-- begin Provided material --
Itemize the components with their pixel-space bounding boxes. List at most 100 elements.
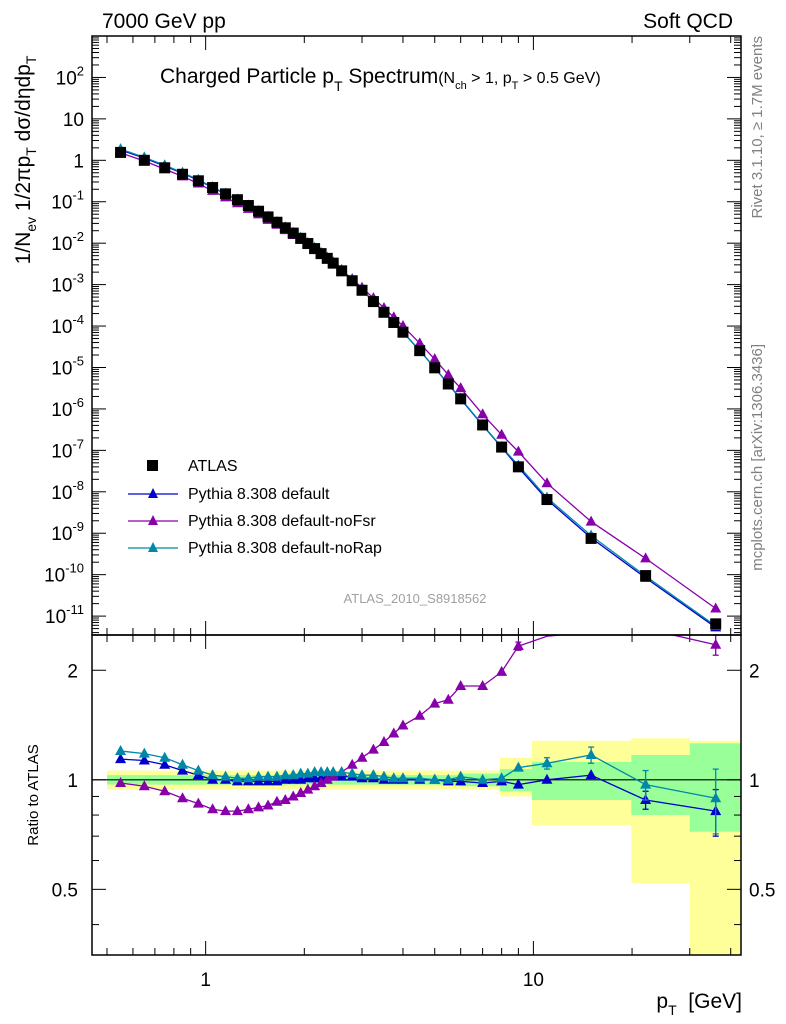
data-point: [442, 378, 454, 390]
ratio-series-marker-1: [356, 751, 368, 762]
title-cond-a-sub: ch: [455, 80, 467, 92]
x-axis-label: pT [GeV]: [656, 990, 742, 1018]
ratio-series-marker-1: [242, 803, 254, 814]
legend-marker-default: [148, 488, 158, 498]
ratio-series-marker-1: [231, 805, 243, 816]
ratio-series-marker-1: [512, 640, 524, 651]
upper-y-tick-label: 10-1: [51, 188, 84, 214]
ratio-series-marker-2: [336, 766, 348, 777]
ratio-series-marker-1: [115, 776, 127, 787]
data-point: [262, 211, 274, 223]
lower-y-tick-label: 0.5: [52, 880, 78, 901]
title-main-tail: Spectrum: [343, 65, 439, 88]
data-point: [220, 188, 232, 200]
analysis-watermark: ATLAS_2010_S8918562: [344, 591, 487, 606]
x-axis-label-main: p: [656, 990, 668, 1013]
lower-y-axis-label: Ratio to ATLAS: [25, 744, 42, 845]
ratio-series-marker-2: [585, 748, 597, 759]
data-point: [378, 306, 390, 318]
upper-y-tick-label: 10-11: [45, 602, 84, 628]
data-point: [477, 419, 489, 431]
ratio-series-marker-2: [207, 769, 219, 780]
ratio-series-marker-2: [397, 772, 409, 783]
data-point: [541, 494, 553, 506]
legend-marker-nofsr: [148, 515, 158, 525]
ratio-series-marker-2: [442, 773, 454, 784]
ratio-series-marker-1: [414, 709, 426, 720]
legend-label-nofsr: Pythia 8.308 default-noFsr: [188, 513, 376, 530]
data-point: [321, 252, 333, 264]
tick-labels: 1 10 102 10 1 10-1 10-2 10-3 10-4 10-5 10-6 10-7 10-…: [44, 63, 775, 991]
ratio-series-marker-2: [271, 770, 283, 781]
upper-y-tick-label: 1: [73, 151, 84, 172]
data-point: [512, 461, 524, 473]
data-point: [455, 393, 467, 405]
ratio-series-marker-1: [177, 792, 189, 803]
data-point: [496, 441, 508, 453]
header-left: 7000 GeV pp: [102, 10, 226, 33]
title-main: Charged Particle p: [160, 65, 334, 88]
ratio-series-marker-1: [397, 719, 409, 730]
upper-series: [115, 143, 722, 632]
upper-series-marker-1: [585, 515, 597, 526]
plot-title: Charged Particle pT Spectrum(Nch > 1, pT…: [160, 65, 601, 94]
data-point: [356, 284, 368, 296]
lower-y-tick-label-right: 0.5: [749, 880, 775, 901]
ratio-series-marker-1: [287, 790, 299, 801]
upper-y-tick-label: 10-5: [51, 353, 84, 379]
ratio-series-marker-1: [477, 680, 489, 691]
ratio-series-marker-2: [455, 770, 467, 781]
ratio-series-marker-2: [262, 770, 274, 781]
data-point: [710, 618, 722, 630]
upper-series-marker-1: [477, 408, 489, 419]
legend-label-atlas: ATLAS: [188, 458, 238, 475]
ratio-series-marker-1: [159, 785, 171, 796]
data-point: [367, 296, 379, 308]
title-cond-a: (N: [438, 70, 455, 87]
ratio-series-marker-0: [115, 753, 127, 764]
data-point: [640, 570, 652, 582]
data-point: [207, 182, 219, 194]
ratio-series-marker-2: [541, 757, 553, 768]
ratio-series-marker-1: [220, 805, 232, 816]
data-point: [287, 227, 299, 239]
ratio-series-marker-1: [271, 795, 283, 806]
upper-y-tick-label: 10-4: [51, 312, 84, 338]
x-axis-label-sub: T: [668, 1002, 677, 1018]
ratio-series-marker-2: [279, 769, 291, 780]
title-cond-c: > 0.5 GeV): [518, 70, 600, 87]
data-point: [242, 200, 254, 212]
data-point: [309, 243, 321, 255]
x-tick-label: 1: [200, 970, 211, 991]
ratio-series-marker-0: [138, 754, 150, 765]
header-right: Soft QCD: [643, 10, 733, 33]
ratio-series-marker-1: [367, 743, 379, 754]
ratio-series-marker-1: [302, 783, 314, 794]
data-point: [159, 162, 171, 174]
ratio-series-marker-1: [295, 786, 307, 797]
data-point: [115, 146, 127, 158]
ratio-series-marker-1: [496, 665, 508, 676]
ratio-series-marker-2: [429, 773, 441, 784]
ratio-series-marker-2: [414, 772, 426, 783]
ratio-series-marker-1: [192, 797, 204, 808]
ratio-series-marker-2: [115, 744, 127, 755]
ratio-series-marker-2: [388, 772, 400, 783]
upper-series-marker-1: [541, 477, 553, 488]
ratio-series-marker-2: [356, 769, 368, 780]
-- end Provided material --
--- What you have to do ---
Reproduce every line of the data above word for word, leaving out the pictures.

--- Solved problem ---
Itemize the components with their pixel-space bounding boxes. List at most 100 elements.
data-point: [442, 378, 454, 390]
ratio-series-marker-1: [356, 751, 368, 762]
title-cond-a-sub: ch: [455, 80, 467, 92]
x-axis-label: pT [GeV]: [656, 990, 742, 1018]
ratio-series-marker-1: [242, 803, 254, 814]
legend-marker-default: [148, 488, 158, 498]
ratio-series-marker-1: [231, 805, 243, 816]
ratio-series-marker-1: [512, 640, 524, 651]
upper-y-tick-label: 10-1: [51, 188, 84, 214]
ratio-series-marker-2: [336, 766, 348, 777]
ratio-series-marker-1: [115, 776, 127, 787]
data-point: [262, 211, 274, 223]
lower-y-tick-label: 0.5: [52, 880, 78, 901]
title-main-tail: Spectrum: [343, 65, 439, 88]
data-point: [220, 188, 232, 200]
analysis-watermark: ATLAS_2010_S8918562: [344, 591, 487, 606]
x-axis-label-main: p: [656, 990, 668, 1013]
lower-y-axis-label: Ratio to ATLAS: [25, 744, 42, 845]
ratio-series-marker-2: [585, 748, 597, 759]
data-point: [378, 306, 390, 318]
upper-y-tick-label: 10-11: [45, 602, 84, 628]
data-point: [477, 419, 489, 431]
ratio-series-marker-2: [207, 769, 219, 780]
ratio-series-marker-2: [397, 772, 409, 783]
data-point: [541, 494, 553, 506]
legend-marker-nofsr: [148, 515, 158, 525]
ratio-series-marker-2: [442, 773, 454, 784]
ratio-series-marker-1: [414, 709, 426, 720]
legend-label-nofsr: Pythia 8.308 default-noFsr: [188, 513, 376, 530]
data-point: [321, 252, 333, 264]
tick-labels: 1 10 102 10 1 10-1 10-2 10-3 10-4 10-5 10-6 10-7 10-…: [44, 63, 775, 991]
ratio-series-marker-2: [271, 770, 283, 781]
upper-y-tick-label: 1: [73, 151, 84, 172]
data-point: [512, 461, 524, 473]
data-point: [455, 393, 467, 405]
ratio-series-marker-1: [177, 792, 189, 803]
data-point: [496, 441, 508, 453]
header-left: 7000 GeV pp: [102, 10, 226, 33]
title-main: Charged Particle p: [160, 65, 334, 88]
ratio-series-marker-1: [397, 719, 409, 730]
upper-series: [115, 143, 722, 632]
upper-series-marker-1: [585, 515, 597, 526]
plot-title: Charged Particle pT Spectrum(Nch > 1, pT…: [160, 65, 601, 94]
data-point: [356, 284, 368, 296]
lower-y-tick-label-right: 0.5: [749, 880, 775, 901]
ratio-series-marker-1: [287, 790, 299, 801]
upper-y-tick-label: 10-5: [51, 353, 84, 379]
ratio-series-marker-1: [477, 680, 489, 691]
ratio-series-marker-2: [455, 770, 467, 781]
ratio-series-marker-2: [262, 770, 274, 781]
data-point: [710, 618, 722, 630]
upper-series-marker-1: [477, 408, 489, 419]
legend-label-atlas: ATLAS: [188, 458, 238, 475]
ratio-series-marker-1: [159, 785, 171, 796]
data-point: [367, 296, 379, 308]
title-cond-a: (N: [438, 70, 455, 87]
ratio-series-marker-0: [115, 753, 127, 764]
data-point: [640, 570, 652, 582]
data-point: [207, 182, 219, 194]
ratio-series-marker-2: [541, 757, 553, 768]
ratio-series-marker-1: [220, 805, 232, 816]
data-point: [287, 227, 299, 239]
ratio-series-marker-1: [271, 795, 283, 806]
upper-y-tick-label: 10-4: [51, 312, 84, 338]
x-axis-label-sub: T: [668, 1002, 677, 1018]
ratio-series-marker-2: [279, 769, 291, 780]
title-cond-c: > 0.5 GeV): [518, 70, 600, 87]
data-point: [242, 200, 254, 212]
data-point: [309, 243, 321, 255]
x-tick-label: 1: [200, 970, 211, 991]
ratio-series-marker-0: [138, 754, 150, 765]
header-right: Soft QCD: [643, 10, 733, 33]
ratio-series-marker-1: [367, 743, 379, 754]
ratio-series-marker-1: [302, 783, 314, 794]
data-point: [159, 162, 171, 174]
ratio-series-marker-1: [295, 786, 307, 797]
data-point: [115, 146, 127, 158]
ratio-series-marker-1: [496, 665, 508, 676]
ratio-series-marker-2: [429, 773, 441, 784]
ratio-series-marker-2: [414, 772, 426, 783]
ratio-series-marker-1: [192, 797, 204, 808]
ratio-series-marker-2: [115, 744, 127, 755]
ratio-series-marker-2: [388, 772, 400, 783]
upper-series-marker-1: [541, 477, 553, 488]
ratio-series-marker-2: [356, 769, 368, 780]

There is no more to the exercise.